**WHAT NEEDS TO BE DONE**. Where does the string "dominios" appear? Copy every line of the entries below that holds it.

**STORED DATA**.
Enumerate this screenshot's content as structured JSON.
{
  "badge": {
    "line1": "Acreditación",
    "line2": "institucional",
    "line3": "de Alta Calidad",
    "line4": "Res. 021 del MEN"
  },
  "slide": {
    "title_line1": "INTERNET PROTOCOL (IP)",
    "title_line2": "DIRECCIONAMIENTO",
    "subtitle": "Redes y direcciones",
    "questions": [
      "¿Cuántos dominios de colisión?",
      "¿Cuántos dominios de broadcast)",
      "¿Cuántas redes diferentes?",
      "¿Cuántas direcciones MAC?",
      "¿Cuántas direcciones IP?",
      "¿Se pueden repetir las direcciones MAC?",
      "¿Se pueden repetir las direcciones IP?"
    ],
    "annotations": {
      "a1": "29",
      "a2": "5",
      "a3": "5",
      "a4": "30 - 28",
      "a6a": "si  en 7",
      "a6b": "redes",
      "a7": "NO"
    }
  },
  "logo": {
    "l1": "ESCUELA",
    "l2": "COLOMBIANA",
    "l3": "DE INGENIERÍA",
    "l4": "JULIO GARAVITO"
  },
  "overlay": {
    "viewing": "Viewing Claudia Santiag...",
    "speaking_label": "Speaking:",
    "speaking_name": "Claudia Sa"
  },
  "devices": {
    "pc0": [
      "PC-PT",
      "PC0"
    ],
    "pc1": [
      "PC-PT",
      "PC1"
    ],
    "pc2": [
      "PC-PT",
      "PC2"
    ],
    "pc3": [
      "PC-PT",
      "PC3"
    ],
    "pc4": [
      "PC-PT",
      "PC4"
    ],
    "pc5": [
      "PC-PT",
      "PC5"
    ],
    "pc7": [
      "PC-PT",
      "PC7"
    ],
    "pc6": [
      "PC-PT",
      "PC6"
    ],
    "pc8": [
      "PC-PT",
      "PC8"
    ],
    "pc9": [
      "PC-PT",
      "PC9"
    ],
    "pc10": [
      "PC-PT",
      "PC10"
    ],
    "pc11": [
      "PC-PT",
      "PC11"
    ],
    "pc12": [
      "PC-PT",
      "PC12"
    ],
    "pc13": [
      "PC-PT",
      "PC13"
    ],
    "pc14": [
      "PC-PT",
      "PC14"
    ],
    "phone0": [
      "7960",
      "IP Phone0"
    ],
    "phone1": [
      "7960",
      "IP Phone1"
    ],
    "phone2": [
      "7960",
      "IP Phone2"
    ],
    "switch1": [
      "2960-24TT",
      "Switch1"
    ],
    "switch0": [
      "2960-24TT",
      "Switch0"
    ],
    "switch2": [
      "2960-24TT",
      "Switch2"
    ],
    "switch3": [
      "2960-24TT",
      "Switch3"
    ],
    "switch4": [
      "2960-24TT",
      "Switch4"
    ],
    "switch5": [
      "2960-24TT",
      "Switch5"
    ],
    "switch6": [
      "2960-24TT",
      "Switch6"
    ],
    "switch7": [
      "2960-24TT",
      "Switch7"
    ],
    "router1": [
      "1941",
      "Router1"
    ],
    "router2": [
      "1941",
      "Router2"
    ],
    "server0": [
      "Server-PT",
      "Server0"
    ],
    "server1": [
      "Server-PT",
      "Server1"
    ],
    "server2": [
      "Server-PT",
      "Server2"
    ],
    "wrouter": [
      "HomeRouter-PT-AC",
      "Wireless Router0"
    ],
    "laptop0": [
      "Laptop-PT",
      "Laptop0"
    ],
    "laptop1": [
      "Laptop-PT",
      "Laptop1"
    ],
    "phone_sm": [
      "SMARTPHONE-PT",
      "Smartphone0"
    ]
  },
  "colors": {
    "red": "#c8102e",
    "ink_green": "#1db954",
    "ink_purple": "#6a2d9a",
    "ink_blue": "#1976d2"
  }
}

**CORRECT RESPONSE**.
      "¿Cuántos dominios de colisión?",
      "¿Cuántos dominios de broadcast)",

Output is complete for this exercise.